• _Do this_: Sift the listing for lines that hold the string "paciente" and pull them out.

• _Exercise inputs_:
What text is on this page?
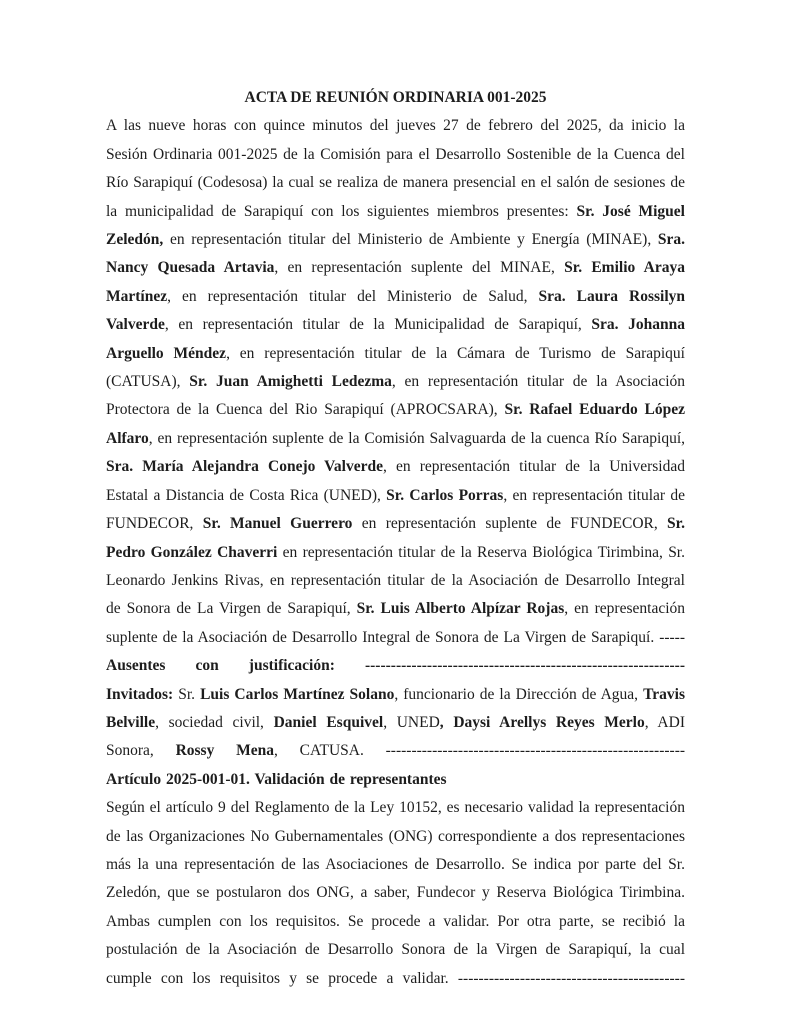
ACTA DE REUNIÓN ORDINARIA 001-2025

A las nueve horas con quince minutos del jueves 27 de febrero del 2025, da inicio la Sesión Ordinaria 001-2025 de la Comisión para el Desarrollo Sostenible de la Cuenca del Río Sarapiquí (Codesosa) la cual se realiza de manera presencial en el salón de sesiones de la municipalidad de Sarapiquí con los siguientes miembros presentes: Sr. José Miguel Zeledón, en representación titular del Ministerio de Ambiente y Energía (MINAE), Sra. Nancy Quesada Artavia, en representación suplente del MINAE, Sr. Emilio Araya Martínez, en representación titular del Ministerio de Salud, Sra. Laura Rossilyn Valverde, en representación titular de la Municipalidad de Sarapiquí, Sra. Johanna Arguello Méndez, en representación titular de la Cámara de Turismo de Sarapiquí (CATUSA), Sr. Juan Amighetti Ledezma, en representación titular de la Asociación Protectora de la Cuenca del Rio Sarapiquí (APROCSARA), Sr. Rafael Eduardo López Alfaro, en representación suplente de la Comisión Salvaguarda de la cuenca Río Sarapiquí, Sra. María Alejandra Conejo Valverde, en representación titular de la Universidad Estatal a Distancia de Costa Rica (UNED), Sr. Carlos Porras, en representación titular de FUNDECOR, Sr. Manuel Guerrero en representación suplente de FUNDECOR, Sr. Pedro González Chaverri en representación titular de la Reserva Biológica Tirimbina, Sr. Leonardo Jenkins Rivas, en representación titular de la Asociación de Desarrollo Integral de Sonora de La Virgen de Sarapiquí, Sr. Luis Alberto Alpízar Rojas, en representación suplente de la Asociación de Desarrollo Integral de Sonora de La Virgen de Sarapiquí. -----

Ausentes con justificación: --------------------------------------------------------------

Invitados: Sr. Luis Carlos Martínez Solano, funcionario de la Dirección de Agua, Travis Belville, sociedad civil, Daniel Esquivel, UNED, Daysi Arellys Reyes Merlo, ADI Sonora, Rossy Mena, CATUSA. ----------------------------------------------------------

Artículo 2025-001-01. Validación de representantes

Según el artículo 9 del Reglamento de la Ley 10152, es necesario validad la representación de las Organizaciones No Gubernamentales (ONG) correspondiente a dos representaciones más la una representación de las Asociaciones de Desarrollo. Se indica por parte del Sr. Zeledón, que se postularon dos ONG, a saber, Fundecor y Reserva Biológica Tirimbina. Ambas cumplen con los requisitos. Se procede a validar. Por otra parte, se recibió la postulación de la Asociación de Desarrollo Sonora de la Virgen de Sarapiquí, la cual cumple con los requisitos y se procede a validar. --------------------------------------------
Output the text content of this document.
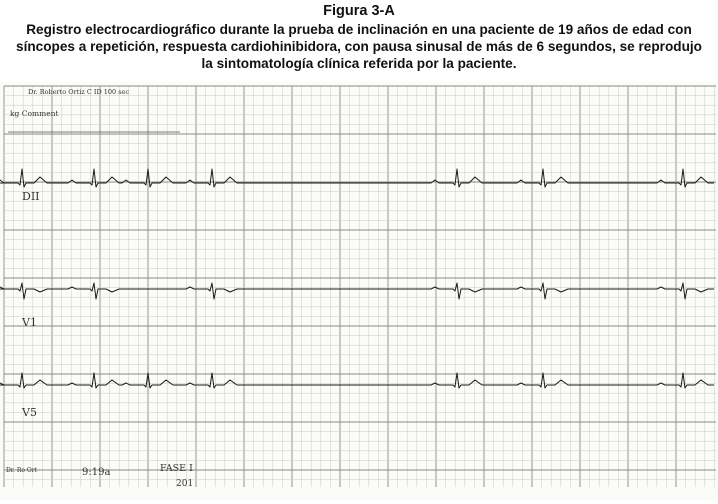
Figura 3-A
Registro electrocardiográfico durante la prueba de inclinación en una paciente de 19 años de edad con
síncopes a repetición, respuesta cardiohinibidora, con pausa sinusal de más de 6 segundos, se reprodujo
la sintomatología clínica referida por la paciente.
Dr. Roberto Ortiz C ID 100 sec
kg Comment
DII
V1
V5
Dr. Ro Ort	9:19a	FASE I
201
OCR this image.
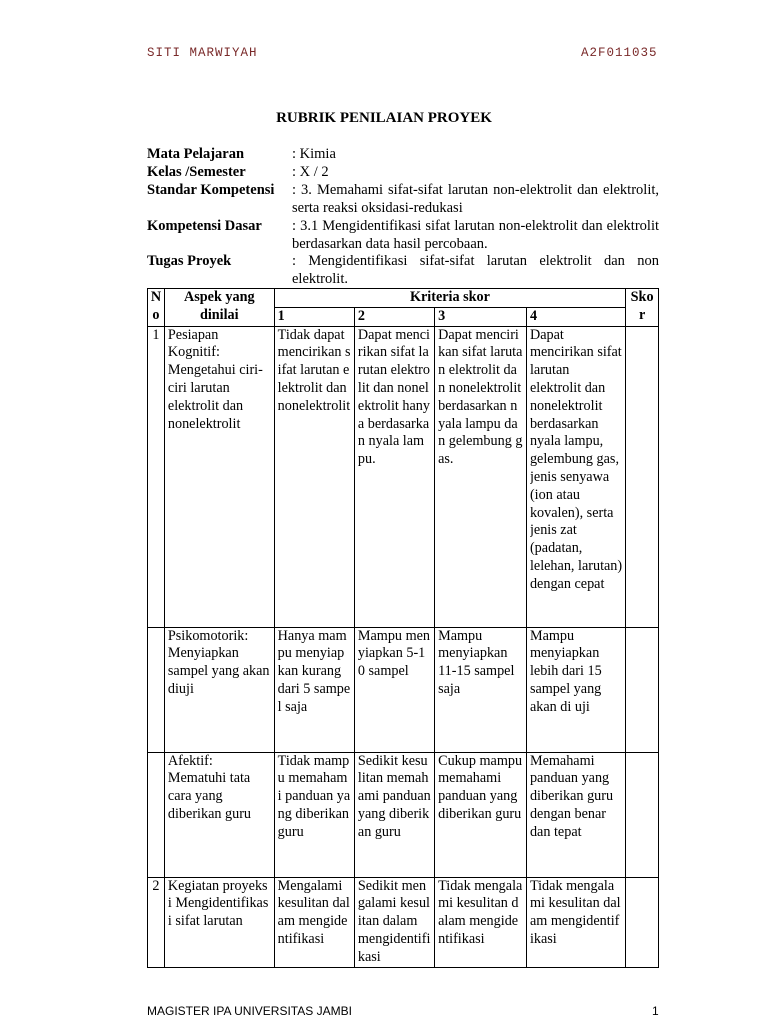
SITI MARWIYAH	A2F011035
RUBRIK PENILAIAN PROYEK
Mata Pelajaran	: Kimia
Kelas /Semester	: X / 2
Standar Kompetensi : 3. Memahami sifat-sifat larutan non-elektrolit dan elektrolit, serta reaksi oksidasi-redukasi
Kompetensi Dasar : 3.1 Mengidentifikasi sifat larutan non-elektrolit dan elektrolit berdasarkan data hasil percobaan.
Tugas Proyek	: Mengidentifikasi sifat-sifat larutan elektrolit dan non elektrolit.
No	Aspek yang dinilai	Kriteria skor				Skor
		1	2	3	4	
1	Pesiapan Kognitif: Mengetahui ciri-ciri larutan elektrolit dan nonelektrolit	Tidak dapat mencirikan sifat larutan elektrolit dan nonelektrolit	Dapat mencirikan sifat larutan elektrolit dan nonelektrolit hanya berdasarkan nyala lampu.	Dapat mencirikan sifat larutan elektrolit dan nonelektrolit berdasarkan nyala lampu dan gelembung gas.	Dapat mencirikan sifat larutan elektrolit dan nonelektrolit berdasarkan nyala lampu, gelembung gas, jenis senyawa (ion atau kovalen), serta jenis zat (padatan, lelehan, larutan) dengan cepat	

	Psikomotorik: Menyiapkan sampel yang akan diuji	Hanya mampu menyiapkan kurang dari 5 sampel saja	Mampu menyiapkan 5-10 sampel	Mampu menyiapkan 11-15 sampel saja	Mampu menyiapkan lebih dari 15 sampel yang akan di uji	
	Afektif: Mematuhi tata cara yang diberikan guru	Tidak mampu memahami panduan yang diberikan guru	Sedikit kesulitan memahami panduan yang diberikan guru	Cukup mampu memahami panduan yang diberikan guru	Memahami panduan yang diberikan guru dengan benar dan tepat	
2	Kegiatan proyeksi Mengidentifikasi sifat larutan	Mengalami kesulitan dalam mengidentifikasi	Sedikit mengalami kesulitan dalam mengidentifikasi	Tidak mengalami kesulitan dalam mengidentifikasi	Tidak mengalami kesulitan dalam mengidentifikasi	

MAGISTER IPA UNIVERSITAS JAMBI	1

• _Exercise response_:
Registro electrocardiográfico durante la prueba de inclinación en una paciente de 19 años de edad con
la sintomatología clínica referida por la paciente.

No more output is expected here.